═════ THE DATA

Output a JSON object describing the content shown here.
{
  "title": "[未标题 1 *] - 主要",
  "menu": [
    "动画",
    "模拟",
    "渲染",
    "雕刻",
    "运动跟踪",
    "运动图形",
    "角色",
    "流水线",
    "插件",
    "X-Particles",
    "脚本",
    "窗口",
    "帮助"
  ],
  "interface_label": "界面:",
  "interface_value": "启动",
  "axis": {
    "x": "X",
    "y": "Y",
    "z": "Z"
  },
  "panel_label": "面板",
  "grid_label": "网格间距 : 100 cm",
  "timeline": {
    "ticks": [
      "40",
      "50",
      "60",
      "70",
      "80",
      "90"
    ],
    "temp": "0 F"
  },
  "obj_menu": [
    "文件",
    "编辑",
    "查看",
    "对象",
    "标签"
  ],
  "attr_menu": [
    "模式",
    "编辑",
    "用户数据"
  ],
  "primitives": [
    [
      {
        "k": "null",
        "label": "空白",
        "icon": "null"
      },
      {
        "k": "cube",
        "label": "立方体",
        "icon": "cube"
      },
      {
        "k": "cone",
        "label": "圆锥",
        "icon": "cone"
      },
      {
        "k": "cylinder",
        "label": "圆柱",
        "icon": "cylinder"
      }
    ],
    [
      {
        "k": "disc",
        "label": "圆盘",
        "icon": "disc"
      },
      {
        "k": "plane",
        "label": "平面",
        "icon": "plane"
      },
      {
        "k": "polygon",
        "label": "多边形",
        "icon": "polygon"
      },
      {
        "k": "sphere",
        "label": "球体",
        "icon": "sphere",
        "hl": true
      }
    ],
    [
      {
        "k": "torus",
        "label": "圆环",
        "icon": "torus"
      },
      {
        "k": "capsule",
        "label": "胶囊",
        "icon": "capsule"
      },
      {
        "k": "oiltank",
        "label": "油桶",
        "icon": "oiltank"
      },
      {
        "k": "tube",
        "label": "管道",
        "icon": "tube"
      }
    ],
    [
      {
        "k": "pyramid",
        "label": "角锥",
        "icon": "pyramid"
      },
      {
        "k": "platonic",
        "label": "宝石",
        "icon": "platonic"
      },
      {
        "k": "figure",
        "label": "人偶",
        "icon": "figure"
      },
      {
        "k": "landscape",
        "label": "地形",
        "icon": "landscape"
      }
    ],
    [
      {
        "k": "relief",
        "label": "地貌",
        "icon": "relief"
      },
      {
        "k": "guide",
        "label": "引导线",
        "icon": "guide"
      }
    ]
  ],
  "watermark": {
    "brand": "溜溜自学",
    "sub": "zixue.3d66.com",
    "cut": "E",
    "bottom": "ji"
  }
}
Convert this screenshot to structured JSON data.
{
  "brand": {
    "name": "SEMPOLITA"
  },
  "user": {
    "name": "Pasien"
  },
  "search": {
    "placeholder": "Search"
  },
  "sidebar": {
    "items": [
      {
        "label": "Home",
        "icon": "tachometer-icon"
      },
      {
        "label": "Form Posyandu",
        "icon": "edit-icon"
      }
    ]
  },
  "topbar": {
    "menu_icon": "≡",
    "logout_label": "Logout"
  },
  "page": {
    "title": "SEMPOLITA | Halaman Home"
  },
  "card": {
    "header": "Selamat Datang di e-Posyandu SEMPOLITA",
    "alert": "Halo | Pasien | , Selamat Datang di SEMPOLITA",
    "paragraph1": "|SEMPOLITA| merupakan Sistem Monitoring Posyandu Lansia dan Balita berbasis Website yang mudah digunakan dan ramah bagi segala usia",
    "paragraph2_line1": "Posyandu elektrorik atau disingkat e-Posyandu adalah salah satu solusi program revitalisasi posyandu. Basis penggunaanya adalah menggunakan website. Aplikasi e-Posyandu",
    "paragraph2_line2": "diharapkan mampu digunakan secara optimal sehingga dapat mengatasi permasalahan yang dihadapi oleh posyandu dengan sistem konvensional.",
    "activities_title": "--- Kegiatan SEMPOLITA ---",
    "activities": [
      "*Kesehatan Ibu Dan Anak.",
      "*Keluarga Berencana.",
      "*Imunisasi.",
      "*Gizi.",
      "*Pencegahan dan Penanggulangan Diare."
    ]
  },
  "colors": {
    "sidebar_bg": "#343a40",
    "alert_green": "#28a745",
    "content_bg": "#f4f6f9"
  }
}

══════════

Repeat the data exactly. Leave nothing out.

> **EXERCISE SOLUTION**
Output a JSON object describing the content shown here.
{
  "title": "[未标题 1 *] - 主要",
  "menu": [
    "动画",
    "模拟",
    "渲染",
    "雕刻",
    "运动跟踪",
    "运动图形",
    "角色",
    "流水线",
    "插件",
    "X-Particles",
    "脚本",
    "窗口",
    "帮助"
  ],
  "interface_label": "界面:",
  "interface_value": "启动",
  "axis": {
    "x": "X",
    "y": "Y",
    "z": "Z"
  },
  "panel_label": "面板",
  "grid_label": "网格间距 : 100 cm",
  "timeline": {
    "ticks": [
      "40",
      "50",
      "60",
      "70",
      "80",
      "90"
    ],
    "temp": "0 F"
  },
  "obj_menu": [
    "文件",
    "编辑",
    "查看",
    "对象",
    "标签"
  ],
  "attr_menu": [
    "模式",
    "编辑",
    "用户数据"
  ],
  "primitives": [
    [
      {
        "k": "null",
        "label": "空白",
        "icon": "null"
      },
      {
        "k": "cube",
        "label": "立方体",
        "icon": "cube"
      },
      {
        "k": "cone",
        "label": "圆锥",
        "icon": "cone"
      },
      {
        "k": "cylinder",
        "label": "圆柱",
        "icon": "cylinder"
      }
    ],
    [
      {
        "k": "disc",
        "label": "圆盘",
        "icon": "disc"
      },
      {
        "k": "plane",
        "label": "平面",
        "icon": "plane"
      },
      {
        "k": "polygon",
        "label": "多边形",
        "icon": "polygon"
      },
      {
        "k": "sphere",
        "label": "球体",
        "icon": "sphere",
        "hl": true
      }
    ],
    [
      {
        "k": "torus",
        "label": "圆环",
        "icon": "torus"
      },
      {
        "k": "capsule",
        "label": "胶囊",
        "icon": "capsule"
      },
      {
        "k": "oiltank",
        "label": "油桶",
        "icon": "oiltank"
      },
      {
        "k": "tube",
        "label": "管道",
        "icon": "tube"
      }
    ],
    [
      {
        "k": "pyramid",
        "label": "角锥",
        "icon": "pyramid"
      },
      {
        "k": "platonic",
        "label": "宝石",
        "icon": "platonic"
      },
      {
        "k": "figure",
        "label": "人偶",
        "icon": "figure"
      },
      {
        "k": "landscape",
        "label": "地形",
        "icon": "landscape"
      }
    ],
    [
      {
        "k": "relief",
        "label": "地貌",
        "icon": "relief"
      },
      {
        "k": "guide",
        "label": "引导线",
        "icon": "guide"
      }
    ]
  ],
  "watermark": {
    "brand": "溜溜自学",
    "sub": "zixue.3d66.com",
    "cut": "E",
    "bottom": "ji"
  }
}
Convert this screenshot to structured JSON data.
{
  "brand": {
    "name": "SEMPOLITA"
  },
  "user": {
    "name": "Pasien"
  },
  "search": {
    "placeholder": "Search"
  },
  "sidebar": {
    "items": [
      {
        "label": "Home",
        "icon": "tachometer-icon"
      },
      {
        "label": "Form Posyandu",
        "icon": "edit-icon"
      }
    ]
  },
  "topbar": {
    "menu_icon": "≡",
    "logout_label": "Logout"
  },
  "page": {
    "title": "SEMPOLITA | Halaman Home"
  },
  "card": {
    "header": "Selamat Datang di e-Posyandu SEMPOLITA",
    "alert": "Halo | Pasien | , Selamat Datang di SEMPOLITA",
    "paragraph1": "|SEMPOLITA| merupakan Sistem Monitoring Posyandu Lansia dan Balita berbasis Website yang mudah digunakan dan ramah bagi segala usia",
    "paragraph2_line1": "Posyandu elektrorik atau disingkat e-Posyandu adalah salah satu solusi program revitalisasi posyandu. Basis penggunaanya adalah menggunakan website. Aplikasi e-Posyandu",
    "paragraph2_line2": "diharapkan mampu digunakan secara optimal sehingga dapat mengatasi permasalahan yang dihadapi oleh posyandu dengan sistem konvensional.",
    "activities_title": "--- Kegiatan SEMPOLITA ---",
    "activities": [
      "*Kesehatan Ibu Dan Anak.",
      "*Keluarga Berencana.",
      "*Imunisasi.",
      "*Gizi.",
      "*Pencegahan dan Penanggulangan Diare."
    ]
  },
  "colors": {
    "sidebar_bg": "#343a40",
    "alert_green": "#28a745",
    "content_bg": "#f4f6f9"
  }
}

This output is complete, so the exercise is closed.